__Brief__: Copy, from the entries below, each line where the word "Prob" can be found.

__Rows from a figure dataset__:
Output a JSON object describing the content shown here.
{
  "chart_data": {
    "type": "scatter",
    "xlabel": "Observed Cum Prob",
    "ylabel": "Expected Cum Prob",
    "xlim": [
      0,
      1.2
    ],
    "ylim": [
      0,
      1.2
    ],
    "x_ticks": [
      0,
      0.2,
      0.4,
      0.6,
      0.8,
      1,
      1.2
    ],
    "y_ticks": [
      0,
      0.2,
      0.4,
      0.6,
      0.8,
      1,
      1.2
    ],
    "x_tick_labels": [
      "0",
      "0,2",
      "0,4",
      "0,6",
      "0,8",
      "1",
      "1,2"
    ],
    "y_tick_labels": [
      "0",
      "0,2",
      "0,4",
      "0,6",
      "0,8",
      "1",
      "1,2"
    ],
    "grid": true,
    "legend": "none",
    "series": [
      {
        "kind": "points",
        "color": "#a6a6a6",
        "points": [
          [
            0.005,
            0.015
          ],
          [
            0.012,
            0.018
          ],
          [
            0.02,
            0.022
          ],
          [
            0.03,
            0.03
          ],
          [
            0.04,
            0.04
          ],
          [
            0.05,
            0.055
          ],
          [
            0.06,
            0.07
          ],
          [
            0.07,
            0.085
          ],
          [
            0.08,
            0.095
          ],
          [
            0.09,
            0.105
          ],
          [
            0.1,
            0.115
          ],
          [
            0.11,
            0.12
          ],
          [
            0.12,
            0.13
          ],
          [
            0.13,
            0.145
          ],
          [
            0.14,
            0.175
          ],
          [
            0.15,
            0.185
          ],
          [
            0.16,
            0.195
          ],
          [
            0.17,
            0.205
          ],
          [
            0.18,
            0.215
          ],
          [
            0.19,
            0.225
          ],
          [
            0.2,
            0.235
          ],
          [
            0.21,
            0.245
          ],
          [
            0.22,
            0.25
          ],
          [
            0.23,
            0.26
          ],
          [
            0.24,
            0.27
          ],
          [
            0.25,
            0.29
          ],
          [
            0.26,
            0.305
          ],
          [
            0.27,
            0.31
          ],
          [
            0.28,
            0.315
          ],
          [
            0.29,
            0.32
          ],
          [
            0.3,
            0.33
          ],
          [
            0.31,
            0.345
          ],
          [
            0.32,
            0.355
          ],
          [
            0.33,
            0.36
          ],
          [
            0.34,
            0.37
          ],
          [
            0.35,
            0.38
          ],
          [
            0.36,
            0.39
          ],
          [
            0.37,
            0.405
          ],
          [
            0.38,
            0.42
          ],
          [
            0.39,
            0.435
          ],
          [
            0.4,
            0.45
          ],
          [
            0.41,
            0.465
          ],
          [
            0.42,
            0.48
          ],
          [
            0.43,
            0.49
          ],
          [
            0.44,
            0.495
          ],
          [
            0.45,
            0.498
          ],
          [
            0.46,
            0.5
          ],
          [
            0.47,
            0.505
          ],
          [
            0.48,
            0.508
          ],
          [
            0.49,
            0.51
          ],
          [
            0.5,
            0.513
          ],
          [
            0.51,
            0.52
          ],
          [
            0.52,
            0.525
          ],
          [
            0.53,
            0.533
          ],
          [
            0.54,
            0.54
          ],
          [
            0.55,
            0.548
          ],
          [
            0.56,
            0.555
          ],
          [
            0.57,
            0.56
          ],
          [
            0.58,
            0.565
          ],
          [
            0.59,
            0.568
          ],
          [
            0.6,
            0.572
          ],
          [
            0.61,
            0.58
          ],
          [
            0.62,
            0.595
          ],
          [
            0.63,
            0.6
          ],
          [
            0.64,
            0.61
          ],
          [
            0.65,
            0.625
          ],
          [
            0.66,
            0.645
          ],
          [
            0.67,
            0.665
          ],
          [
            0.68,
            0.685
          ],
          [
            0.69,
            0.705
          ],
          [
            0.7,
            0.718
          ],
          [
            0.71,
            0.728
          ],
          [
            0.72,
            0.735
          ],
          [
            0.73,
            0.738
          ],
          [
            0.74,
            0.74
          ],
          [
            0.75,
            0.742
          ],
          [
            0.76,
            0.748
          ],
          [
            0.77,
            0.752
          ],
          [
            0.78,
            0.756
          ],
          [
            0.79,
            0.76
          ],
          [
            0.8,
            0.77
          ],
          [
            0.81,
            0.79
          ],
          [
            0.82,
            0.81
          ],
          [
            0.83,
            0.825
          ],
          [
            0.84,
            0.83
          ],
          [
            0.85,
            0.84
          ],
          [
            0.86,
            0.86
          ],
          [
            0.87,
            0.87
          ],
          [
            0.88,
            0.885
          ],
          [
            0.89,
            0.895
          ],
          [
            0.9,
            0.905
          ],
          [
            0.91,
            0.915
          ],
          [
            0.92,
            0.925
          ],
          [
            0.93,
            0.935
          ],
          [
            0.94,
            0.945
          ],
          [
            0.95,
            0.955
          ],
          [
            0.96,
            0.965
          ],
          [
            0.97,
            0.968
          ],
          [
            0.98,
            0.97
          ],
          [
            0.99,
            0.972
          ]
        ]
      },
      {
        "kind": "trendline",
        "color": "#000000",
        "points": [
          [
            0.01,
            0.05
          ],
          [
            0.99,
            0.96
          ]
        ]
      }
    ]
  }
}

__Response to this exercise__:
    "xlabel": "Observed Cum Prob",
    "ylabel": "Expected Cum Prob",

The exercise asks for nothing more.